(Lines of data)
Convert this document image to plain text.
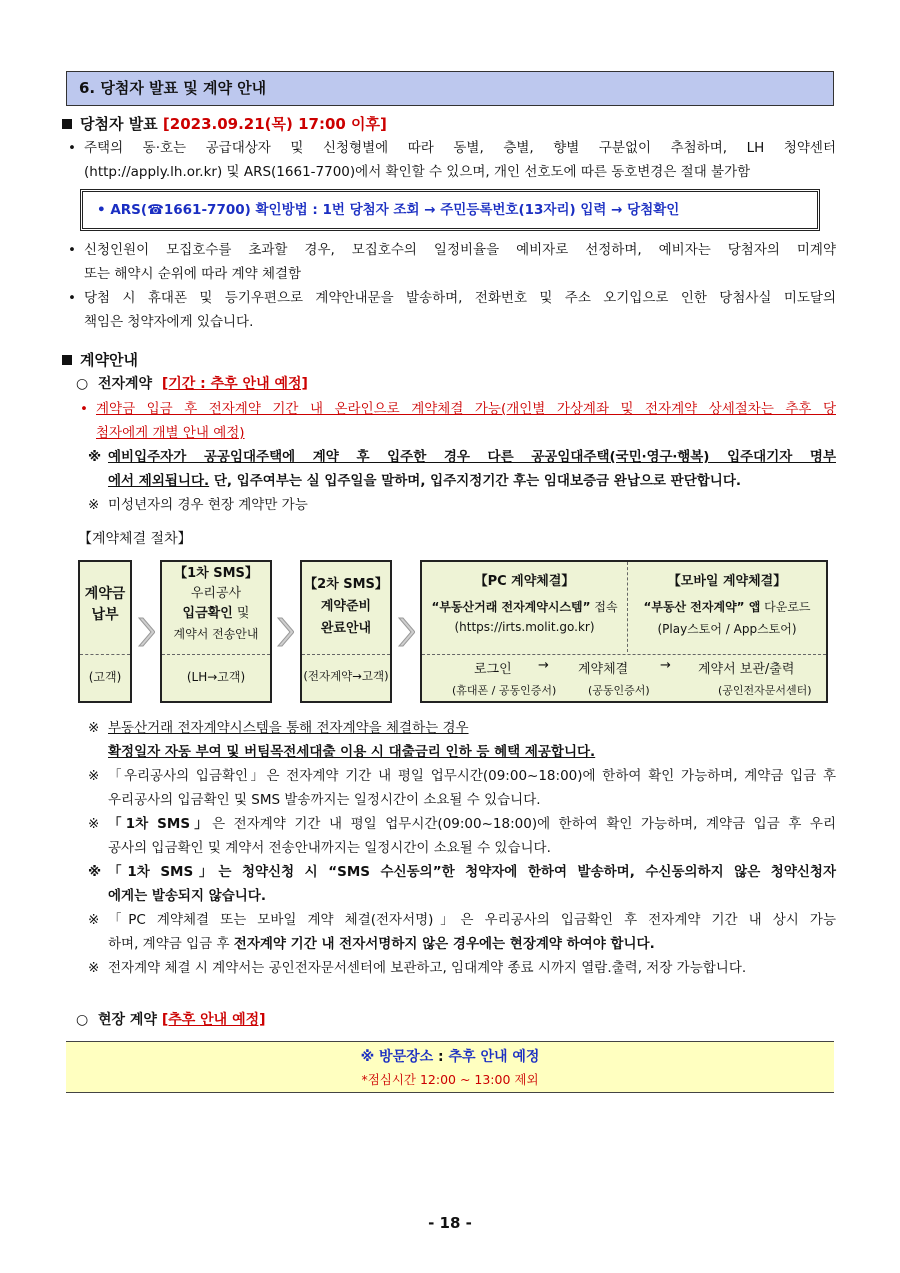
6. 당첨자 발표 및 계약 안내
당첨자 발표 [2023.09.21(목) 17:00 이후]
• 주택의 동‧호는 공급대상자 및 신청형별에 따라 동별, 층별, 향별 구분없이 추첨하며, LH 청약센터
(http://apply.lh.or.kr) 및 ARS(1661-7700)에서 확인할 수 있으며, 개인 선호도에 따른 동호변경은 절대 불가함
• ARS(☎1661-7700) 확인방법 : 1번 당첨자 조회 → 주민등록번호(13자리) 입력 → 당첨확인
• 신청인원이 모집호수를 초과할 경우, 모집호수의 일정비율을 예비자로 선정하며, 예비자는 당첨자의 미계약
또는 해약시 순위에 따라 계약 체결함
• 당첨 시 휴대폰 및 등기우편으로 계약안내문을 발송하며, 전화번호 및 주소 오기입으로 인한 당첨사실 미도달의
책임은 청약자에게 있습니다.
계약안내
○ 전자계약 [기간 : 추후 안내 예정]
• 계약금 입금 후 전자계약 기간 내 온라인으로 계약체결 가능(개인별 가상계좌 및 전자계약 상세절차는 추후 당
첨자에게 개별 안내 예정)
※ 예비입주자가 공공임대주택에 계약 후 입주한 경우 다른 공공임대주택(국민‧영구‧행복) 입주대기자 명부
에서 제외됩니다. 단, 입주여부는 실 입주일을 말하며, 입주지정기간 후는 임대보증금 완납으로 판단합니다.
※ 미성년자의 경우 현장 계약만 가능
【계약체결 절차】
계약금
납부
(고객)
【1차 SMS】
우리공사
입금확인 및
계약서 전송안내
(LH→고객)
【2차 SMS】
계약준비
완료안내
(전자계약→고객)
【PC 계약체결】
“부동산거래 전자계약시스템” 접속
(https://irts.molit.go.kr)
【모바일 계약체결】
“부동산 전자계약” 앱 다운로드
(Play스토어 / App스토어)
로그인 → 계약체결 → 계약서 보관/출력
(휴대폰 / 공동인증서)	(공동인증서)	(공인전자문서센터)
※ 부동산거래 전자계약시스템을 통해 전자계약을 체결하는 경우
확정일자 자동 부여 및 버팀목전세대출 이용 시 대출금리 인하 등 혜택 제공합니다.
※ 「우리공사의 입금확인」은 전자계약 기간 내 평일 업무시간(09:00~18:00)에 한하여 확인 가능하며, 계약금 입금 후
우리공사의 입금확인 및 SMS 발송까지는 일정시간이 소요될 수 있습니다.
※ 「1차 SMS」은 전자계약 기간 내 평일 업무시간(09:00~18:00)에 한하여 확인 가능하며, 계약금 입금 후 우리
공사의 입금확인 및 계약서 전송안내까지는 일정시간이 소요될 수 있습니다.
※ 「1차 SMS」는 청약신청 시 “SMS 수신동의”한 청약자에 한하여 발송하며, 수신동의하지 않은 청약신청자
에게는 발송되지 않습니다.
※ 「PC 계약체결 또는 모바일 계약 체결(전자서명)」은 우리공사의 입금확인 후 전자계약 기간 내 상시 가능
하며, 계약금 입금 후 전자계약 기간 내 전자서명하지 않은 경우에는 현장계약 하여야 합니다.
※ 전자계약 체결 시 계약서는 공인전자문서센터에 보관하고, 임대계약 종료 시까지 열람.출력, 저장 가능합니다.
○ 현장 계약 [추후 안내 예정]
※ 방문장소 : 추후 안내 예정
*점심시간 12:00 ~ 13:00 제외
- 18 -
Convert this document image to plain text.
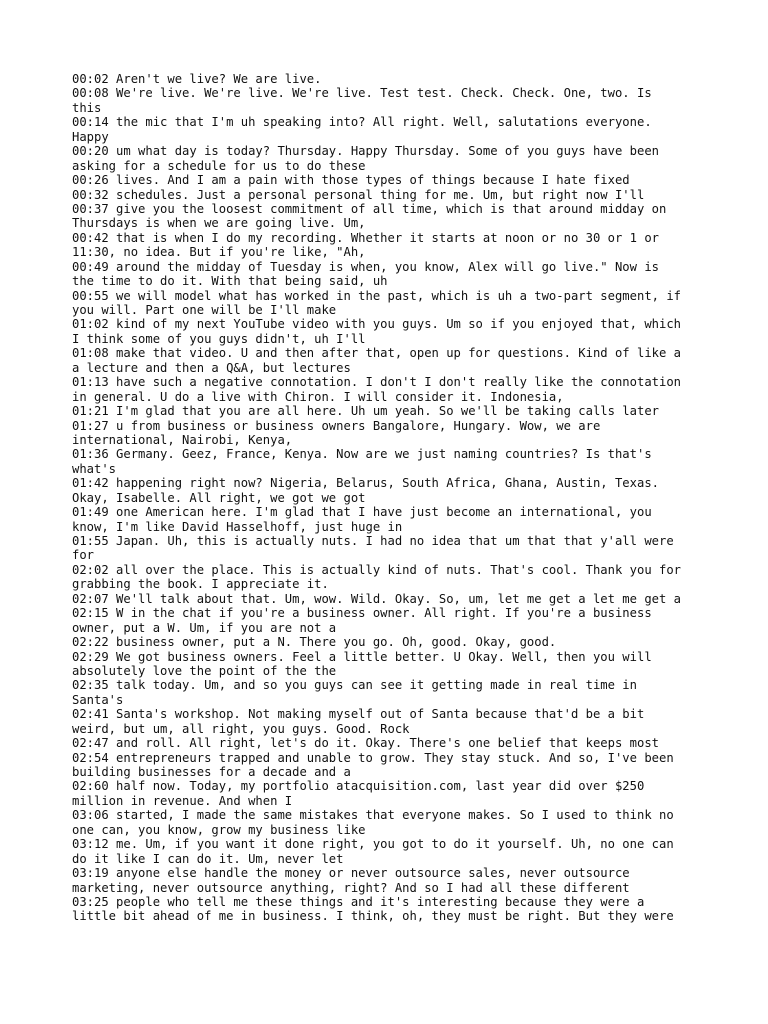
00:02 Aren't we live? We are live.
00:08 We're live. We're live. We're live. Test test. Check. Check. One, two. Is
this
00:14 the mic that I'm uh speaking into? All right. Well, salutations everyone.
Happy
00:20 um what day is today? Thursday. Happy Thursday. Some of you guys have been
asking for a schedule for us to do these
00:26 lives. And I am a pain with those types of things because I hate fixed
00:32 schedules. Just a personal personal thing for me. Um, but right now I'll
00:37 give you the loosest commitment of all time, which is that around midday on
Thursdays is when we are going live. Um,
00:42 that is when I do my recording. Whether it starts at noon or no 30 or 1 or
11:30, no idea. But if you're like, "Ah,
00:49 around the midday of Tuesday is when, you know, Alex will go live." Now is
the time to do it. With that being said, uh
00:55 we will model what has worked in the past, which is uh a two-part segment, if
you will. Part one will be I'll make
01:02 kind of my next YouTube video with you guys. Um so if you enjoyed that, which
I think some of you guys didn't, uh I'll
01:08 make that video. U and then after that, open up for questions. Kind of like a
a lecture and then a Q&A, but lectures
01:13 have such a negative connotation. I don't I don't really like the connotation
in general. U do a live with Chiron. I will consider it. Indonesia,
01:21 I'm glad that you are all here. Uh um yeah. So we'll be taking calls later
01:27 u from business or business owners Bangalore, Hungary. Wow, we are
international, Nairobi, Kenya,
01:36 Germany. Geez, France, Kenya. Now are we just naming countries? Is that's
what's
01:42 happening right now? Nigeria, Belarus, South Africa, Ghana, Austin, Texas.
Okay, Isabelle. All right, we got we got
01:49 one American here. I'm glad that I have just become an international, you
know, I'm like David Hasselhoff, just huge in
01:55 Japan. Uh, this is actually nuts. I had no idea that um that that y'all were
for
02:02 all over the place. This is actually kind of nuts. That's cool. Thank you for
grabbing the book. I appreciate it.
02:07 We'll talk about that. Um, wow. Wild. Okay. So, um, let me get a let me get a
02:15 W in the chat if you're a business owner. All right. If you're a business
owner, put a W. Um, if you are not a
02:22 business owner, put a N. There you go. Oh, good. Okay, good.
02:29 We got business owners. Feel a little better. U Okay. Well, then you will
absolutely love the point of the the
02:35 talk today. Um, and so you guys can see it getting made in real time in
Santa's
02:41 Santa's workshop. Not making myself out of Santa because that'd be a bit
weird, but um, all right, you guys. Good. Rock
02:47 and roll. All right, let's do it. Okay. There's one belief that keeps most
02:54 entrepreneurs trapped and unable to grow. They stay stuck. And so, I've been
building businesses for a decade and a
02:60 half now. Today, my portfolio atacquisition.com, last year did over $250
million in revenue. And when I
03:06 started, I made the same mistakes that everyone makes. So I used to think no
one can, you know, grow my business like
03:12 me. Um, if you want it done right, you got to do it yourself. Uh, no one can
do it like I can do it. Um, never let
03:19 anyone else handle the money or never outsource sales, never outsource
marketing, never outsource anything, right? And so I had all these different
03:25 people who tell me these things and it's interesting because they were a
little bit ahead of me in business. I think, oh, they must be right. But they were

▶ Direction
The material above holds pictures; copy everything else in it exactly.

▶ Problem solution
Convert this document image to plain text.
6. 당첨자 발표 및 계약 안내
당첨자 발표 [2023.09.21(목) 17:00 이후]
• 주택의 동‧호는 공급대상자 및 신청형별에 따라 동별, 층별, 향별 구분없이 추첨하며, LH 청약센터
(http://apply.lh.or.kr) 및 ARS(1661-7700)에서 확인할 수 있으며, 개인 선호도에 따른 동호변경은 절대 불가함
• ARS(☎1661-7700) 확인방법 : 1번 당첨자 조회 → 주민등록번호(13자리) 입력 → 당첨확인
• 신청인원이 모집호수를 초과할 경우, 모집호수의 일정비율을 예비자로 선정하며, 예비자는 당첨자의 미계약
또는 해약시 순위에 따라 계약 체결함
• 당첨 시 휴대폰 및 등기우편으로 계약안내문을 발송하며, 전화번호 및 주소 오기입으로 인한 당첨사실 미도달의
책임은 청약자에게 있습니다.
계약안내
○ 전자계약 [기간 : 추후 안내 예정]
• 계약금 입금 후 전자계약 기간 내 온라인으로 계약체결 가능(개인별 가상계좌 및 전자계약 상세절차는 추후 당
첨자에게 개별 안내 예정)
※ 예비입주자가 공공임대주택에 계약 후 입주한 경우 다른 공공임대주택(국민‧영구‧행복) 입주대기자 명부
에서 제외됩니다. 단, 입주여부는 실 입주일을 말하며, 입주지정기간 후는 임대보증금 완납으로 판단합니다.
※ 미성년자의 경우 현장 계약만 가능
【계약체결 절차】
계약금
납부
(고객)
【1차 SMS】
우리공사
입금확인 및
계약서 전송안내
(LH→고객)
【2차 SMS】
계약준비
완료안내
(전자계약→고객)
【PC 계약체결】
“부동산거래 전자계약시스템” 접속
(https://irts.molit.go.kr)
【모바일 계약체결】
“부동산 전자계약” 앱 다운로드
(Play스토어 / App스토어)
로그인 → 계약체결 → 계약서 보관/출력
(휴대폰 / 공동인증서)	(공동인증서)	(공인전자문서센터)
※ 부동산거래 전자계약시스템을 통해 전자계약을 체결하는 경우
확정일자 자동 부여 및 버팀목전세대출 이용 시 대출금리 인하 등 혜택 제공합니다.
※ 「우리공사의 입금확인」은 전자계약 기간 내 평일 업무시간(09:00~18:00)에 한하여 확인 가능하며, 계약금 입금 후
우리공사의 입금확인 및 SMS 발송까지는 일정시간이 소요될 수 있습니다.
※ 「1차 SMS」은 전자계약 기간 내 평일 업무시간(09:00~18:00)에 한하여 확인 가능하며, 계약금 입금 후 우리
공사의 입금확인 및 계약서 전송안내까지는 일정시간이 소요될 수 있습니다.
※ 「1차 SMS」는 청약신청 시 “SMS 수신동의”한 청약자에 한하여 발송하며, 수신동의하지 않은 청약신청자
에게는 발송되지 않습니다.
※ 「PC 계약체결 또는 모바일 계약 체결(전자서명)」은 우리공사의 입금확인 후 전자계약 기간 내 상시 가능
하며, 계약금 입금 후 전자계약 기간 내 전자서명하지 않은 경우에는 현장계약 하여야 합니다.
※ 전자계약 체결 시 계약서는 공인전자문서센터에 보관하고, 임대계약 종료 시까지 열람.출력, 저장 가능합니다.
○ 현장 계약 [추후 안내 예정]
※ 방문장소 : 추후 안내 예정
*점심시간 12:00 ~ 13:00 제외
- 18 -
Convert this document image to plain text.
00:02 Aren't we live? We are live.
00:08 We're live. We're live. We're live. Test test. Check. Check. One, two. Is
this
00:14 the mic that I'm uh speaking into? All right. Well, salutations everyone.
Happy
00:20 um what day is today? Thursday. Happy Thursday. Some of you guys have been
asking for a schedule for us to do these
00:26 lives. And I am a pain with those types of things because I hate fixed
00:32 schedules. Just a personal personal thing for me. Um, but right now I'll
00:37 give you the loosest commitment of all time, which is that around midday on
Thursdays is when we are going live. Um,
00:42 that is when I do my recording. Whether it starts at noon or no 30 or 1 or
11:30, no idea. But if you're like, "Ah,
00:49 around the midday of Tuesday is when, you know, Alex will go live." Now is
the time to do it. With that being said, uh
00:55 we will model what has worked in the past, which is uh a two-part segment, if
you will. Part one will be I'll make
01:02 kind of my next YouTube video with you guys. Um so if you enjoyed that, which
I think some of you guys didn't, uh I'll
01:08 make that video. U and then after that, open up for questions. Kind of like a
a lecture and then a Q&A, but lectures
01:13 have such a negative connotation. I don't I don't really like the connotation
in general. U do a live with Chiron. I will consider it. Indonesia,
01:21 I'm glad that you are all here. Uh um yeah. So we'll be taking calls later
01:27 u from business or business owners Bangalore, Hungary. Wow, we are
international, Nairobi, Kenya,
01:36 Germany. Geez, France, Kenya. Now are we just naming countries? Is that's
what's
01:42 happening right now? Nigeria, Belarus, South Africa, Ghana, Austin, Texas.
Okay, Isabelle. All right, we got we got
01:49 one American here. I'm glad that I have just become an international, you
know, I'm like David Hasselhoff, just huge in
01:55 Japan. Uh, this is actually nuts. I had no idea that um that that y'all were
for
02:02 all over the place. This is actually kind of nuts. That's cool. Thank you for
grabbing the book. I appreciate it.
02:07 We'll talk about that. Um, wow. Wild. Okay. So, um, let me get a let me get a
02:15 W in the chat if you're a business owner. All right. If you're a business
owner, put a W. Um, if you are not a
02:22 business owner, put a N. There you go. Oh, good. Okay, good.
02:29 We got business owners. Feel a little better. U Okay. Well, then you will
absolutely love the point of the the
02:35 talk today. Um, and so you guys can see it getting made in real time in
Santa's
02:41 Santa's workshop. Not making myself out of Santa because that'd be a bit
weird, but um, all right, you guys. Good. Rock
02:47 and roll. All right, let's do it. Okay. There's one belief that keeps most
02:54 entrepreneurs trapped and unable to grow. They stay stuck. And so, I've been
building businesses for a decade and a
02:60 half now. Today, my portfolio atacquisition.com, last year did over $250
million in revenue. And when I
03:06 started, I made the same mistakes that everyone makes. So I used to think no
one can, you know, grow my business like
03:12 me. Um, if you want it done right, you got to do it yourself. Uh, no one can
do it like I can do it. Um, never let
03:19 anyone else handle the money or never outsource sales, never outsource
marketing, never outsource anything, right? And so I had all these different
03:25 people who tell me these things and it's interesting because they were a
little bit ahead of me in business. I think, oh, they must be right. But they were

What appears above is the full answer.